WHAT THE TASK REQUIRES:
Could you write out every record below exactly, leaving out any pictures?
╭─ DATA LINES
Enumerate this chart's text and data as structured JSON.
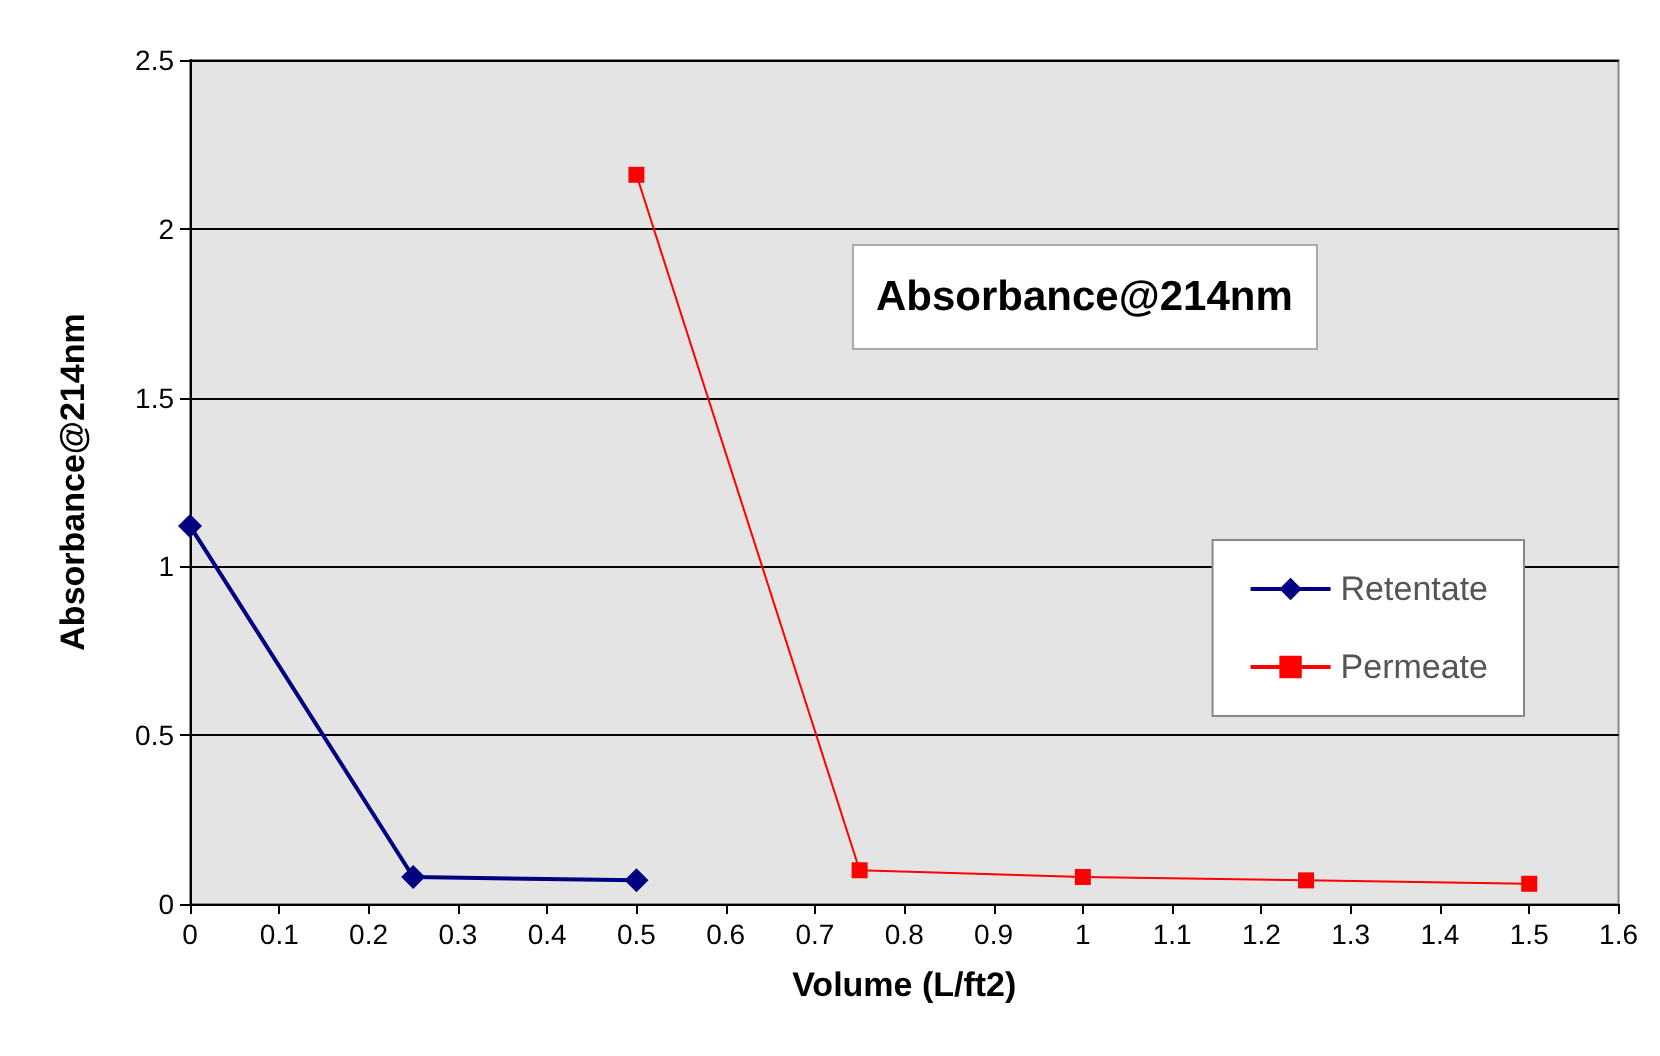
{
  "chart_data": {
    "type": "line",
    "title": "Absorbance@214nm",
    "xlabel": "Volume (L/ft2)",
    "ylabel": "Absorbance@214nm",
    "xlim": [
      0,
      1.6
    ],
    "xticks": [
      0,
      0.1,
      0.2,
      0.3,
      0.4,
      0.5,
      0.6,
      0.7,
      0.8,
      0.9,
      1,
      1.1,
      1.2,
      1.3,
      1.4,
      1.5,
      1.6
    ],
    "ylim": [
      0,
      2.5
    ],
    "yticks": [
      0,
      0.5,
      1,
      1.5,
      2,
      2.5
    ],
    "grid": "y",
    "legend": "right",
    "series": [
      {
        "name": "Retentate",
        "color": "#000080",
        "marker": "diamond",
        "x": [
          0,
          0.25,
          0.5
        ],
        "values": [
          1.12,
          0.08,
          0.07
        ]
      },
      {
        "name": "Permeate",
        "color": "#ff0000",
        "marker": "square",
        "x": [
          0.5,
          0.75,
          1,
          1.25,
          1.5
        ],
        "values": [
          2.16,
          0.1,
          0.08,
          0.07,
          0.06
        ]
      }
    ]
  }
}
╰─
OUTPUT BELOW:
Enumerate this chart's text and data as structured JSON.
{
  "chart_data": {
    "type": "line",
    "title": "Absorbance@214nm",
    "xlabel": "Volume (L/ft2)",
    "ylabel": "Absorbance@214nm",
    "xlim": [
      0,
      1.6
    ],
    "xticks": [
      0,
      0.1,
      0.2,
      0.3,
      0.4,
      0.5,
      0.6,
      0.7,
      0.8,
      0.9,
      1,
      1.1,
      1.2,
      1.3,
      1.4,
      1.5,
      1.6
    ],
    "ylim": [
      0,
      2.5
    ],
    "yticks": [
      0,
      0.5,
      1,
      1.5,
      2,
      2.5
    ],
    "grid": "y",
    "legend": "right",
    "series": [
      {
        "name": "Retentate",
        "color": "#000080",
        "marker": "diamond",
        "x": [
          0,
          0.25,
          0.5
        ],
        "values": [
          1.12,
          0.08,
          0.07
        ]
      },
      {
        "name": "Permeate",
        "color": "#ff0000",
        "marker": "square",
        "x": [
          0.5,
          0.75,
          1,
          1.25,
          1.5
        ],
        "values": [
          2.16,
          0.1,
          0.08,
          0.07,
          0.06
        ]
      }
    ]
  }
}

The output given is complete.